*Objective*. Extract each line of the material that follows exactly and omit its pictures.
--
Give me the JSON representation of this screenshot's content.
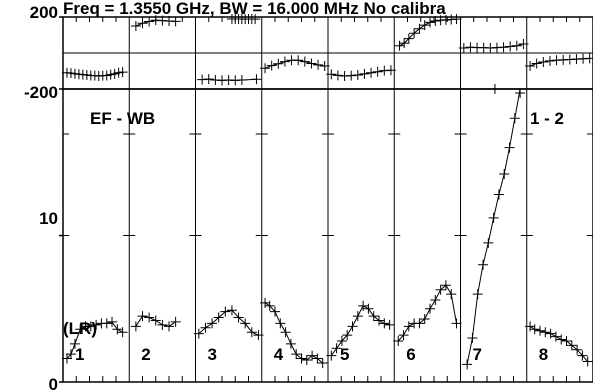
{
  "chart_data": {
    "type": "scatter",
    "header_text": "Freq = 1.3550 GHz, BW = 16.000 MHz No calibra",
    "baseline_label": "EF - WB",
    "corner_label": "1 - 2",
    "corner_label_extra": "(LR)",
    "phase_panel": {
      "y_ticks": [
        "200",
        "-200"
      ],
      "ylim": [
        -200,
        200
      ],
      "gridline": 0,
      "grid": true
    },
    "amplitude_panel": {
      "y_ticks": [
        "10",
        "0"
      ],
      "ylim": [
        0,
        20
      ],
      "grid": false
    },
    "subpanels": [
      {
        "label": "1",
        "phase_x": [
          0.06,
          0.12,
          0.18,
          0.24,
          0.3,
          0.36,
          0.42,
          0.48,
          0.54,
          0.6,
          0.66,
          0.72,
          0.78,
          0.84,
          0.9
        ],
        "phase_y": [
          -110,
          -112,
          -115,
          -118,
          -120,
          -122,
          -125,
          -126,
          -128,
          -126,
          -125,
          -120,
          -116,
          -110,
          -106
        ],
        "amp_x": [
          0.06,
          0.12,
          0.18,
          0.26,
          0.34,
          0.42,
          0.5,
          0.58,
          0.66,
          0.74,
          0.82,
          0.9
        ],
        "amp_y": [
          1.6,
          1.9,
          2.6,
          3.6,
          3.8,
          3.8,
          3.9,
          4.0,
          4.0,
          4.1,
          3.6,
          3.4
        ]
      },
      {
        "label": "2",
        "phase_x": [
          0.1,
          0.2,
          0.3,
          0.4,
          0.5,
          0.6,
          0.7
        ],
        "phase_y": [
          150,
          165,
          175,
          182,
          180,
          178,
          176
        ],
        "amp_x": [
          0.1,
          0.2,
          0.3,
          0.4,
          0.5,
          0.6,
          0.7
        ],
        "amp_y": [
          3.8,
          4.5,
          4.4,
          4.2,
          3.9,
          3.8,
          4.1
        ]
      },
      {
        "label": "3",
        "phase_x": [
          0.1,
          0.2,
          0.3,
          0.4,
          0.5,
          0.6,
          0.7,
          0.92
        ],
        "phase_y": [
          -148,
          -145,
          -150,
          -152,
          -150,
          -152,
          -150,
          -146
        ],
        "phase_outliers_x": [
          0.55,
          0.6,
          0.65,
          0.7,
          0.75,
          0.8,
          0.85,
          0.9
        ],
        "phase_outliers_y": [
          190,
          190,
          190,
          192,
          188,
          190,
          190,
          188
        ],
        "amp_x": [
          0.05,
          0.15,
          0.25,
          0.35,
          0.45,
          0.55,
          0.65,
          0.75,
          0.85,
          0.95
        ],
        "amp_y": [
          3.3,
          3.7,
          4.0,
          4.4,
          4.8,
          4.9,
          4.4,
          4.0,
          3.4,
          3.2
        ]
      },
      {
        "label": "4",
        "phase_x": [
          0.05,
          0.15,
          0.25,
          0.35,
          0.45,
          0.55,
          0.65,
          0.75,
          0.85,
          0.95
        ],
        "phase_y": [
          -85,
          -70,
          -60,
          -48,
          -40,
          -40,
          -48,
          -58,
          -66,
          -72
        ],
        "amp_x": [
          0.05,
          0.12,
          0.2,
          0.28,
          0.36,
          0.44,
          0.52,
          0.6,
          0.68,
          0.76,
          0.84,
          0.92
        ],
        "amp_y": [
          5.4,
          5.2,
          4.8,
          4.0,
          3.4,
          2.6,
          1.9,
          1.6,
          1.5,
          1.8,
          1.6,
          1.3
        ]
      },
      {
        "label": "5",
        "phase_x": [
          0.05,
          0.15,
          0.25,
          0.35,
          0.45,
          0.55,
          0.65,
          0.75,
          0.85,
          0.95
        ],
        "phase_y": [
          -118,
          -124,
          -128,
          -126,
          -122,
          -116,
          -110,
          -104,
          -98,
          -96
        ],
        "amp_x": [
          0.05,
          0.13,
          0.21,
          0.29,
          0.37,
          0.45,
          0.53,
          0.61,
          0.69,
          0.77,
          0.85,
          0.93
        ],
        "amp_y": [
          1.8,
          2.3,
          2.8,
          3.2,
          3.8,
          4.5,
          5.2,
          5.0,
          4.5,
          4.2,
          4.0,
          3.9
        ]
      },
      {
        "label": "6",
        "phase_x": [
          0.08,
          0.15,
          0.22,
          0.3,
          0.38,
          0.46,
          0.54,
          0.62,
          0.7,
          0.78,
          0.86,
          0.94
        ],
        "phase_y": [
          40,
          55,
          80,
          110,
          135,
          155,
          170,
          178,
          182,
          184,
          186,
          188
        ],
        "amp_x": [
          0.06,
          0.14,
          0.22,
          0.3,
          0.38,
          0.46,
          0.54,
          0.62,
          0.7,
          0.78,
          0.86,
          0.94
        ],
        "amp_y": [
          2.8,
          3.2,
          3.8,
          4.0,
          4.0,
          4.3,
          5.0,
          5.6,
          6.3,
          6.6,
          6.0,
          4.0
        ]
      },
      {
        "label": "7",
        "phase_x": [
          0.05,
          0.15,
          0.25,
          0.35,
          0.45,
          0.55,
          0.65,
          0.75,
          0.85,
          0.95
        ],
        "phase_y": [
          28,
          32,
          30,
          30,
          28,
          30,
          32,
          36,
          40,
          50
        ],
        "phase_outliers_x": [
          0.52
        ],
        "phase_outliers_y": [
          -200
        ],
        "amp_x": [
          0.1,
          0.18,
          0.26,
          0.34,
          0.42,
          0.5,
          0.58,
          0.66,
          0.74,
          0.82,
          0.9
        ],
        "amp_y": [
          1.2,
          3.0,
          6.0,
          8.0,
          9.5,
          11.2,
          12.8,
          14.2,
          16.0,
          18.0,
          20.0
        ]
      },
      {
        "label": "8",
        "phase_x": [
          0.05,
          0.15,
          0.25,
          0.35,
          0.45,
          0.55,
          0.65,
          0.75,
          0.85,
          0.95
        ],
        "phase_y": [
          -72,
          -58,
          -50,
          -44,
          -40,
          -38,
          -36,
          -34,
          -32,
          -30
        ],
        "amp_x": [
          0.05,
          0.12,
          0.2,
          0.28,
          0.36,
          0.44,
          0.52,
          0.6,
          0.68,
          0.76,
          0.84,
          0.92
        ],
        "amp_y": [
          3.8,
          3.6,
          3.5,
          3.4,
          3.3,
          3.1,
          2.9,
          2.8,
          2.5,
          2.2,
          1.8,
          1.4
        ]
      }
    ]
  }
}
--
*Response to the exercise*.
Give me the JSON representation of this screenshot's content.
{
  "chart_data": {
    "type": "scatter",
    "header_text": "Freq = 1.3550 GHz, BW = 16.000 MHz No calibra",
    "baseline_label": "EF - WB",
    "corner_label": "1 - 2",
    "corner_label_extra": "(LR)",
    "phase_panel": {
      "y_ticks": [
        "200",
        "-200"
      ],
      "ylim": [
        -200,
        200
      ],
      "gridline": 0,
      "grid": true
    },
    "amplitude_panel": {
      "y_ticks": [
        "10",
        "0"
      ],
      "ylim": [
        0,
        20
      ],
      "grid": false
    },
    "subpanels": [
      {
        "label": "1",
        "phase_x": [
          0.06,
          0.12,
          0.18,
          0.24,
          0.3,
          0.36,
          0.42,
          0.48,
          0.54,
          0.6,
          0.66,
          0.72,
          0.78,
          0.84,
          0.9
        ],
        "phase_y": [
          -110,
          -112,
          -115,
          -118,
          -120,
          -122,
          -125,
          -126,
          -128,
          -126,
          -125,
          -120,
          -116,
          -110,
          -106
        ],
        "amp_x": [
          0.06,
          0.12,
          0.18,
          0.26,
          0.34,
          0.42,
          0.5,
          0.58,
          0.66,
          0.74,
          0.82,
          0.9
        ],
        "amp_y": [
          1.6,
          1.9,
          2.6,
          3.6,
          3.8,
          3.8,
          3.9,
          4.0,
          4.0,
          4.1,
          3.6,
          3.4
        ]
      },
      {
        "label": "2",
        "phase_x": [
          0.1,
          0.2,
          0.3,
          0.4,
          0.5,
          0.6,
          0.7
        ],
        "phase_y": [
          150,
          165,
          175,
          182,
          180,
          178,
          176
        ],
        "amp_x": [
          0.1,
          0.2,
          0.3,
          0.4,
          0.5,
          0.6,
          0.7
        ],
        "amp_y": [
          3.8,
          4.5,
          4.4,
          4.2,
          3.9,
          3.8,
          4.1
        ]
      },
      {
        "label": "3",
        "phase_x": [
          0.1,
          0.2,
          0.3,
          0.4,
          0.5,
          0.6,
          0.7,
          0.92
        ],
        "phase_y": [
          -148,
          -145,
          -150,
          -152,
          -150,
          -152,
          -150,
          -146
        ],
        "phase_outliers_x": [
          0.55,
          0.6,
          0.65,
          0.7,
          0.75,
          0.8,
          0.85,
          0.9
        ],
        "phase_outliers_y": [
          190,
          190,
          190,
          192,
          188,
          190,
          190,
          188
        ],
        "amp_x": [
          0.05,
          0.15,
          0.25,
          0.35,
          0.45,
          0.55,
          0.65,
          0.75,
          0.85,
          0.95
        ],
        "amp_y": [
          3.3,
          3.7,
          4.0,
          4.4,
          4.8,
          4.9,
          4.4,
          4.0,
          3.4,
          3.2
        ]
      },
      {
        "label": "4",
        "phase_x": [
          0.05,
          0.15,
          0.25,
          0.35,
          0.45,
          0.55,
          0.65,
          0.75,
          0.85,
          0.95
        ],
        "phase_y": [
          -85,
          -70,
          -60,
          -48,
          -40,
          -40,
          -48,
          -58,
          -66,
          -72
        ],
        "amp_x": [
          0.05,
          0.12,
          0.2,
          0.28,
          0.36,
          0.44,
          0.52,
          0.6,
          0.68,
          0.76,
          0.84,
          0.92
        ],
        "amp_y": [
          5.4,
          5.2,
          4.8,
          4.0,
          3.4,
          2.6,
          1.9,
          1.6,
          1.5,
          1.8,
          1.6,
          1.3
        ]
      },
      {
        "label": "5",
        "phase_x": [
          0.05,
          0.15,
          0.25,
          0.35,
          0.45,
          0.55,
          0.65,
          0.75,
          0.85,
          0.95
        ],
        "phase_y": [
          -118,
          -124,
          -128,
          -126,
          -122,
          -116,
          -110,
          -104,
          -98,
          -96
        ],
        "amp_x": [
          0.05,
          0.13,
          0.21,
          0.29,
          0.37,
          0.45,
          0.53,
          0.61,
          0.69,
          0.77,
          0.85,
          0.93
        ],
        "amp_y": [
          1.8,
          2.3,
          2.8,
          3.2,
          3.8,
          4.5,
          5.2,
          5.0,
          4.5,
          4.2,
          4.0,
          3.9
        ]
      },
      {
        "label": "6",
        "phase_x": [
          0.08,
          0.15,
          0.22,
          0.3,
          0.38,
          0.46,
          0.54,
          0.62,
          0.7,
          0.78,
          0.86,
          0.94
        ],
        "phase_y": [
          40,
          55,
          80,
          110,
          135,
          155,
          170,
          178,
          182,
          184,
          186,
          188
        ],
        "amp_x": [
          0.06,
          0.14,
          0.22,
          0.3,
          0.38,
          0.46,
          0.54,
          0.62,
          0.7,
          0.78,
          0.86,
          0.94
        ],
        "amp_y": [
          2.8,
          3.2,
          3.8,
          4.0,
          4.0,
          4.3,
          5.0,
          5.6,
          6.3,
          6.6,
          6.0,
          4.0
        ]
      },
      {
        "label": "7",
        "phase_x": [
          0.05,
          0.15,
          0.25,
          0.35,
          0.45,
          0.55,
          0.65,
          0.75,
          0.85,
          0.95
        ],
        "phase_y": [
          28,
          32,
          30,
          30,
          28,
          30,
          32,
          36,
          40,
          50
        ],
        "phase_outliers_x": [
          0.52
        ],
        "phase_outliers_y": [
          -200
        ],
        "amp_x": [
          0.1,
          0.18,
          0.26,
          0.34,
          0.42,
          0.5,
          0.58,
          0.66,
          0.74,
          0.82,
          0.9
        ],
        "amp_y": [
          1.2,
          3.0,
          6.0,
          8.0,
          9.5,
          11.2,
          12.8,
          14.2,
          16.0,
          18.0,
          20.0
        ]
      },
      {
        "label": "8",
        "phase_x": [
          0.05,
          0.15,
          0.25,
          0.35,
          0.45,
          0.55,
          0.65,
          0.75,
          0.85,
          0.95
        ],
        "phase_y": [
          -72,
          -58,
          -50,
          -44,
          -40,
          -38,
          -36,
          -34,
          -32,
          -30
        ],
        "amp_x": [
          0.05,
          0.12,
          0.2,
          0.28,
          0.36,
          0.44,
          0.52,
          0.6,
          0.68,
          0.76,
          0.84,
          0.92
        ],
        "amp_y": [
          3.8,
          3.6,
          3.5,
          3.4,
          3.3,
          3.1,
          2.9,
          2.8,
          2.5,
          2.2,
          1.8,
          1.4
        ]
      }
    ]
  }
}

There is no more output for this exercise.